━━━ THE RECORDS
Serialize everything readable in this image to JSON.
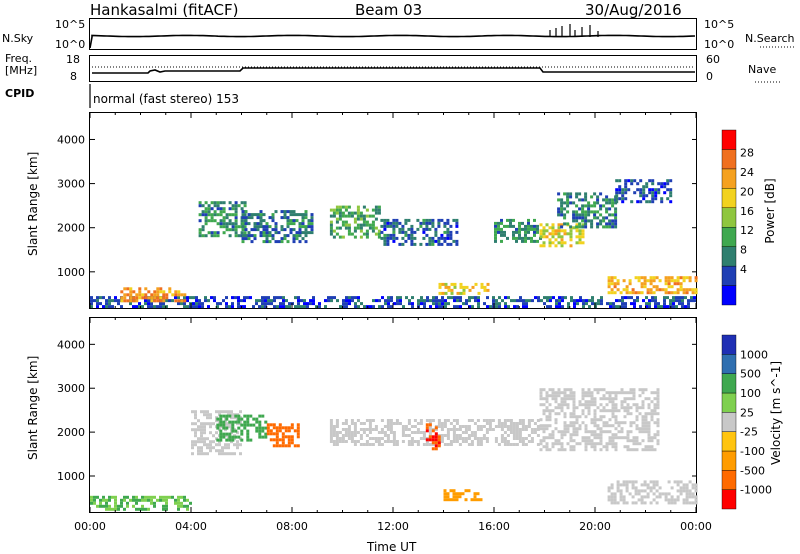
{
  "header": {
    "station": "Hankasalmi (fitACF)",
    "beam": "Beam 03",
    "date": "30/Aug/2016"
  },
  "panels": {
    "nsky_label": "N.Sky",
    "nsky_ticks": [
      "10^5",
      "10^0"
    ],
    "nsearch_label": "N.Search",
    "nsearch_ticks": [
      "10^5",
      "10^0"
    ],
    "freq_label_1": "Freq.",
    "freq_label_2": "[MHz]",
    "freq_ticks": [
      "18",
      "8"
    ],
    "nave_label": "Nave",
    "nave_ticks": [
      "60",
      "0"
    ],
    "cpid_label": "CPID",
    "cpid_value": "normal (fast stereo) 153"
  },
  "colors": {
    "power_scale": [
      "#0000ff",
      "#1f3fb4",
      "#2f7f6f",
      "#3fa84f",
      "#8fc63f",
      "#f2d21f",
      "#f5a11f",
      "#f0701f",
      "#ff0000"
    ],
    "velocity_scale": [
      "#ff0000",
      "#ff6a00",
      "#ff9c00",
      "#ffc40f",
      "#c8c8c8",
      "#7fd04f",
      "#3fa84f",
      "#2f6fb0",
      "#1f2fb4"
    ],
    "ground_scatter": "#c8c8c8"
  },
  "chart_data": [
    {
      "type": "heatmap",
      "name": "power",
      "ylabel": "Slant Range [km]",
      "colorbar_label": "Power [dB]",
      "colorbar_ticks": [
        "28",
        "24",
        "20",
        "16",
        "12",
        "8",
        "4"
      ],
      "ylim": [
        180,
        4600
      ],
      "y_ticks": [
        "4000",
        "3000",
        "2000",
        "1000"
      ],
      "x_range_hours": [
        0,
        24
      ],
      "regions": [
        {
          "t0": 0.0,
          "t1": 24.0,
          "r0": 200,
          "r1": 450,
          "value": 6
        },
        {
          "t0": 1.2,
          "t1": 3.8,
          "r0": 350,
          "r1": 650,
          "value": 24
        },
        {
          "t0": 4.3,
          "t1": 6.2,
          "r0": 1800,
          "r1": 2600,
          "value": 10
        },
        {
          "t0": 6.0,
          "t1": 8.8,
          "r0": 1700,
          "r1": 2400,
          "value": 8
        },
        {
          "t0": 9.5,
          "t1": 11.5,
          "r0": 1800,
          "r1": 2500,
          "value": 12
        },
        {
          "t0": 11.5,
          "t1": 14.5,
          "r0": 1600,
          "r1": 2200,
          "value": 7
        },
        {
          "t0": 13.8,
          "t1": 15.8,
          "r0": 500,
          "r1": 750,
          "value": 20
        },
        {
          "t0": 16.0,
          "t1": 17.8,
          "r0": 1700,
          "r1": 2200,
          "value": 10
        },
        {
          "t0": 17.8,
          "t1": 19.5,
          "r0": 1600,
          "r1": 2100,
          "value": 18
        },
        {
          "t0": 18.5,
          "t1": 20.8,
          "r0": 2000,
          "r1": 2800,
          "value": 9
        },
        {
          "t0": 20.8,
          "t1": 23.0,
          "r0": 2600,
          "r1": 3100,
          "value": 6
        },
        {
          "t0": 20.5,
          "t1": 24.0,
          "r0": 500,
          "r1": 900,
          "value": 22
        }
      ]
    },
    {
      "type": "heatmap",
      "name": "velocity",
      "ylabel": "Slant Range [km]",
      "colorbar_label": "Velocity [m s^-1]",
      "colorbar_ticks": [
        "1000",
        "500",
        "100",
        "25",
        "-25",
        "-100",
        "-500",
        "-1000"
      ],
      "xlabel": "Time UT",
      "x_ticks": [
        "00:00",
        "04:00",
        "08:00",
        "12:00",
        "16:00",
        "20:00",
        "00:00"
      ],
      "ylim": [
        180,
        4600
      ],
      "y_ticks": [
        "4000",
        "3000",
        "2000",
        "1000"
      ],
      "x_range_hours": [
        0,
        24
      ],
      "regions": [
        {
          "t0": 0.0,
          "t1": 4.0,
          "r0": 250,
          "r1": 550,
          "value": 100
        },
        {
          "t0": 4.0,
          "t1": 6.0,
          "r0": 1500,
          "r1": 2500,
          "value": 0
        },
        {
          "t0": 5.0,
          "t1": 7.0,
          "r0": 1800,
          "r1": 2400,
          "value": 150
        },
        {
          "t0": 7.0,
          "t1": 8.2,
          "r0": 1700,
          "r1": 2200,
          "value": -700
        },
        {
          "t0": 9.5,
          "t1": 17.8,
          "r0": 1700,
          "r1": 2300,
          "value": 0
        },
        {
          "t0": 13.3,
          "t1": 13.8,
          "r0": 1600,
          "r1": 2200,
          "value": -1000
        },
        {
          "t0": 14.0,
          "t1": 15.5,
          "r0": 450,
          "r1": 700,
          "value": -300
        },
        {
          "t0": 17.8,
          "t1": 22.5,
          "r0": 1600,
          "r1": 3000,
          "value": 0
        },
        {
          "t0": 20.5,
          "t1": 24.0,
          "r0": 400,
          "r1": 900,
          "value": 0
        }
      ]
    }
  ]
}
━━━━━━
Give the data again exactly as written, with all pictures left out.

RESULT:
Serialize everything readable in this image to JSON.
{
  "header": {
    "station": "Hankasalmi (fitACF)",
    "beam": "Beam 03",
    "date": "30/Aug/2016"
  },
  "panels": {
    "nsky_label": "N.Sky",
    "nsky_ticks": [
      "10^5",
      "10^0"
    ],
    "nsearch_label": "N.Search",
    "nsearch_ticks": [
      "10^5",
      "10^0"
    ],
    "freq_label_1": "Freq.",
    "freq_label_2": "[MHz]",
    "freq_ticks": [
      "18",
      "8"
    ],
    "nave_label": "Nave",
    "nave_ticks": [
      "60",
      "0"
    ],
    "cpid_label": "CPID",
    "cpid_value": "normal (fast stereo) 153"
  },
  "colors": {
    "power_scale": [
      "#0000ff",
      "#1f3fb4",
      "#2f7f6f",
      "#3fa84f",
      "#8fc63f",
      "#f2d21f",
      "#f5a11f",
      "#f0701f",
      "#ff0000"
    ],
    "velocity_scale": [
      "#ff0000",
      "#ff6a00",
      "#ff9c00",
      "#ffc40f",
      "#c8c8c8",
      "#7fd04f",
      "#3fa84f",
      "#2f6fb0",
      "#1f2fb4"
    ],
    "ground_scatter": "#c8c8c8"
  },
  "chart_data": [
    {
      "type": "heatmap",
      "name": "power",
      "ylabel": "Slant Range [km]",
      "colorbar_label": "Power [dB]",
      "colorbar_ticks": [
        "28",
        "24",
        "20",
        "16",
        "12",
        "8",
        "4"
      ],
      "ylim": [
        180,
        4600
      ],
      "y_ticks": [
        "4000",
        "3000",
        "2000",
        "1000"
      ],
      "x_range_hours": [
        0,
        24
      ],
      "regions": [
        {
          "t0": 0.0,
          "t1": 24.0,
          "r0": 200,
          "r1": 450,
          "value": 6
        },
        {
          "t0": 1.2,
          "t1": 3.8,
          "r0": 350,
          "r1": 650,
          "value": 24
        },
        {
          "t0": 4.3,
          "t1": 6.2,
          "r0": 1800,
          "r1": 2600,
          "value": 10
        },
        {
          "t0": 6.0,
          "t1": 8.8,
          "r0": 1700,
          "r1": 2400,
          "value": 8
        },
        {
          "t0": 9.5,
          "t1": 11.5,
          "r0": 1800,
          "r1": 2500,
          "value": 12
        },
        {
          "t0": 11.5,
          "t1": 14.5,
          "r0": 1600,
          "r1": 2200,
          "value": 7
        },
        {
          "t0": 13.8,
          "t1": 15.8,
          "r0": 500,
          "r1": 750,
          "value": 20
        },
        {
          "t0": 16.0,
          "t1": 17.8,
          "r0": 1700,
          "r1": 2200,
          "value": 10
        },
        {
          "t0": 17.8,
          "t1": 19.5,
          "r0": 1600,
          "r1": 2100,
          "value": 18
        },
        {
          "t0": 18.5,
          "t1": 20.8,
          "r0": 2000,
          "r1": 2800,
          "value": 9
        },
        {
          "t0": 20.8,
          "t1": 23.0,
          "r0": 2600,
          "r1": 3100,
          "value": 6
        },
        {
          "t0": 20.5,
          "t1": 24.0,
          "r0": 500,
          "r1": 900,
          "value": 22
        }
      ]
    },
    {
      "type": "heatmap",
      "name": "velocity",
      "ylabel": "Slant Range [km]",
      "colorbar_label": "Velocity [m s^-1]",
      "colorbar_ticks": [
        "1000",
        "500",
        "100",
        "25",
        "-25",
        "-100",
        "-500",
        "-1000"
      ],
      "xlabel": "Time UT",
      "x_ticks": [
        "00:00",
        "04:00",
        "08:00",
        "12:00",
        "16:00",
        "20:00",
        "00:00"
      ],
      "ylim": [
        180,
        4600
      ],
      "y_ticks": [
        "4000",
        "3000",
        "2000",
        "1000"
      ],
      "x_range_hours": [
        0,
        24
      ],
      "regions": [
        {
          "t0": 0.0,
          "t1": 4.0,
          "r0": 250,
          "r1": 550,
          "value": 100
        },
        {
          "t0": 4.0,
          "t1": 6.0,
          "r0": 1500,
          "r1": 2500,
          "value": 0
        },
        {
          "t0": 5.0,
          "t1": 7.0,
          "r0": 1800,
          "r1": 2400,
          "value": 150
        },
        {
          "t0": 7.0,
          "t1": 8.2,
          "r0": 1700,
          "r1": 2200,
          "value": -700
        },
        {
          "t0": 9.5,
          "t1": 17.8,
          "r0": 1700,
          "r1": 2300,
          "value": 0
        },
        {
          "t0": 13.3,
          "t1": 13.8,
          "r0": 1600,
          "r1": 2200,
          "value": -1000
        },
        {
          "t0": 14.0,
          "t1": 15.5,
          "r0": 450,
          "r1": 700,
          "value": -300
        },
        {
          "t0": 17.8,
          "t1": 22.5,
          "r0": 1600,
          "r1": 3000,
          "value": 0
        },
        {
          "t0": 20.5,
          "t1": 24.0,
          "r0": 400,
          "r1": 900,
          "value": 0
        }
      ]
    }
  ]
}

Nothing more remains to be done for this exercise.